Companies took quantum leaps in digital adoption in a matter of months, sometimes weeks, putting pressure on their existing networks.

A McKinsey Global Survey of Executives found that since the start of the coronavirus crisis, “companies have accelerated the digitalization of their customer and supply-chain interactions and their internal operations by three to four years. And the share of digital or digitally enabled products in their portfolios has accelerated by a shocking seven years.”

The digital transformation was combined with a sudden shift to remote work and learning, putting additional pressure on network reliability.

“Before the pandemic, I managed 61 work sites,” CIO of a large financial services company told Network Computing. “Now, I manage 27,000 sites. Most of those have lousy last-mile service, unreliable consumer-grade networking gear, and absolutely zero IT footprint.”

The Importance of Network Reliability

Network reliability, defined as the frequency of network failure and downtime — time it takes to recover from those failures — is incredibly important.

ReRez Research conducted the “Catchpoint 2020 CIO New Normal” survey and found that those companies that were doing well during the pandemic were “1.6 times as likely to report high network reliability” vs. not faring as well.

That network failure and resulting downtime can have grave consequences for businesses, and even life-and-death consequences in the emergency and health fields.

In day-to-day business, network reliability is key to your sales team closing deals and customers being able to achieve satisfaction with your product or service. It is a must then, to accurately measure network reliability.

Methods to Measure Network Reliability

There are a couple of different ways to measure network reliability.

You can calculate MTBF or “mean time between failures” by dividing the total time in service by the number of network failures. The result will provide you with the average time between network failures.

Keep in mind that total time in service does not include downtime. Here is a quick example:

  1. In a 100-hour period of network activity, the network was down three times for a total of four hours.
  2. Service time would then be 96 hours (not 100 because you subtract out the downtime). 
  3. MTBF would then be 32 hours or 96 (service time) divided by 3 (number of failures).

Another method is to calculate the failure rate of your network by dividing the number of failures by the total time in service. In our example above, the failure rate would be:

  • Total failures (3) divided by total time in service (96) for a failure rate of 0.03125.

> **Record extracts**:
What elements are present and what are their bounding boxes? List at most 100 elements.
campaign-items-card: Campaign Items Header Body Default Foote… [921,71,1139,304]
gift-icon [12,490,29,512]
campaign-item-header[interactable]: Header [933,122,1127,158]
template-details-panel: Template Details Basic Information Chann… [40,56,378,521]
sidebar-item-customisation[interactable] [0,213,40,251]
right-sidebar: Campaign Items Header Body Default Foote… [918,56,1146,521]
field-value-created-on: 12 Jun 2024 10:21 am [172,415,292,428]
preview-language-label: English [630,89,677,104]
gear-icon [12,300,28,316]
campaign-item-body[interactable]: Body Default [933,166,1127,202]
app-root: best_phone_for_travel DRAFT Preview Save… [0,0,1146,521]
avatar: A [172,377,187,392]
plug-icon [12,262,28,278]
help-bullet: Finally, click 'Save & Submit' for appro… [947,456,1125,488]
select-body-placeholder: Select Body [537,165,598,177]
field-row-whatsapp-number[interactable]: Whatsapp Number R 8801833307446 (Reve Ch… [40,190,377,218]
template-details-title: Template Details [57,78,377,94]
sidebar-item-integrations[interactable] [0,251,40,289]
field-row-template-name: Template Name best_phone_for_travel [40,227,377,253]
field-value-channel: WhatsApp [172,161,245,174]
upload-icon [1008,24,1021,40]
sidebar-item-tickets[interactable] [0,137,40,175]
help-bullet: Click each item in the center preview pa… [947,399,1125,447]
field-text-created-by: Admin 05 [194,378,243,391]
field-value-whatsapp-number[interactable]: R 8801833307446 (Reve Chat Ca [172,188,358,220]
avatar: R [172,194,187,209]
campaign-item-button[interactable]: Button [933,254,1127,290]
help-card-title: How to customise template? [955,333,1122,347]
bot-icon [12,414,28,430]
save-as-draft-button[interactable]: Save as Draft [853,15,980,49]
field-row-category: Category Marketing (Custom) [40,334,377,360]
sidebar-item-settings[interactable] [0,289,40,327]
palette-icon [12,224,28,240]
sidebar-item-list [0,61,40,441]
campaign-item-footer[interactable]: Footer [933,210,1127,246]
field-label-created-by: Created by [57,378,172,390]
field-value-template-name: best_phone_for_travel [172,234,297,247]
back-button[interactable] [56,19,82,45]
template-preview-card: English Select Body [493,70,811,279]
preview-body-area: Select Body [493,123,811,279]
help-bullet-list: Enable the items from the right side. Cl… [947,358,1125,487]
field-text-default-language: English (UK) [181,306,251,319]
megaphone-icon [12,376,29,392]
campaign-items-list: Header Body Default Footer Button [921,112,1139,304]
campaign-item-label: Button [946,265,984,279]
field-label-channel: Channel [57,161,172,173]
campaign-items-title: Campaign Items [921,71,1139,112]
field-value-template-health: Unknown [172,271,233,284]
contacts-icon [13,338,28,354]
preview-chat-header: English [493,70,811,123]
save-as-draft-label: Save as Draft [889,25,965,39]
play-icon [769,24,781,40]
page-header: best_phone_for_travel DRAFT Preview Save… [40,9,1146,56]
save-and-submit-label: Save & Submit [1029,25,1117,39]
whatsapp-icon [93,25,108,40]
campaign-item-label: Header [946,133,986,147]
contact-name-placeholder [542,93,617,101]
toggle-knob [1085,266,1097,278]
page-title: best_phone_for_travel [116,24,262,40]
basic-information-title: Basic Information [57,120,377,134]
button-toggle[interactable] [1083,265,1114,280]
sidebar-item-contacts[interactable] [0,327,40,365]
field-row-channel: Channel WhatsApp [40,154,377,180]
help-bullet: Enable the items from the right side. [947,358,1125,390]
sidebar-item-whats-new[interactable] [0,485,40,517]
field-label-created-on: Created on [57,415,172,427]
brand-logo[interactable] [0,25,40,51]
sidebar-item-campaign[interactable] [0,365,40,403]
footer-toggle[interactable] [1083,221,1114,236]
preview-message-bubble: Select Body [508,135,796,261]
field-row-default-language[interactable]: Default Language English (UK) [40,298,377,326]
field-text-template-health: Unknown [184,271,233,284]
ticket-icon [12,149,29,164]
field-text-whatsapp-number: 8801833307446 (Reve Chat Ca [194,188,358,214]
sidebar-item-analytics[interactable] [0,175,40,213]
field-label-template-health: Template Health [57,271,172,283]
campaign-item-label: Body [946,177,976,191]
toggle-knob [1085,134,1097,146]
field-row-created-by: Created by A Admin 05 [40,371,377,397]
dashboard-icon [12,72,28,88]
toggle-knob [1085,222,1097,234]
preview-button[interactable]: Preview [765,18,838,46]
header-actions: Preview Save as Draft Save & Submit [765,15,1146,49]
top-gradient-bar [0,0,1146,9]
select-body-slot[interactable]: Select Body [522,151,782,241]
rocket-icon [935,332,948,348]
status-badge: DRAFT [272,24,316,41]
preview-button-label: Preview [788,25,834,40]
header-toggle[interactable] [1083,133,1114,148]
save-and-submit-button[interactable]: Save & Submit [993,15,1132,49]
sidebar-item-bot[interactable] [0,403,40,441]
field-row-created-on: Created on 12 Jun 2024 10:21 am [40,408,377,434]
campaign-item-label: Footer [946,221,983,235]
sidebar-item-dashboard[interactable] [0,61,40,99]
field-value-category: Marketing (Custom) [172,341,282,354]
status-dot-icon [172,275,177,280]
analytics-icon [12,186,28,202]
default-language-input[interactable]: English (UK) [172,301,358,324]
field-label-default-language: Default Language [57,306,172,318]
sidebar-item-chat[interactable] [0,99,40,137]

> **What to produce**:
Can you continue the article on network reliability, starting right after its last sentence?

> **Answer space**:
If you subtract from 100 percent, you can gain a reliability rate percentage for your network. In our example we would say the network is 96.875 percent reliable.

The goal of these measurements is to track how long your network is functional without interruption.

If your network has a low failure rate or a lengthy MTBF then your company is presenting your employees and customers with a reliable and consistent framework to complete transactions and business processes.

Network Reliability vs. Network Availability

Network reliability is a different measurement than network availability. To measure network availability, the uptime of a network is divided total time, which includes uptime and downtime combined.

A network over a 100-hour period that had one hour downtime would have a 99 percent network availability rate or 99 (uptime) divided by total time (100).

Network availability rates can sound better than their reality. A 99 percent rate, for example, spread over a year would mean the network was not functional for more than three complete days. For some businesses, going offline for even several hours, can be devastating.

Measuring the Different Components of Network Reliability

Another way to look at network reliability is to measure the combination of all network components such as servers, switches, routers, ISP, and cables.

If each component had the following reliability:

  • Servers 96 percent
  • Switches 99 percent
  • ISP 96 percent
  • Routers 98 percent
  • Cables 100 percent

Then total network reliability would be 89.414 percent or the sum of 96 percent x 99 percent x 96 percent x 98 percent x 100 percent.

By adding redundant devices for each component, adding a backup server for example to increase server reliability to 99.5 percent, you can increase overall network reliability.

At PS Lightwave we utilize reliability and redundancy to offer businesses and organizations in the greater Houston area network bandwidth ranging from 10 megs to over 40G. Contact us today for more information on how to get connected.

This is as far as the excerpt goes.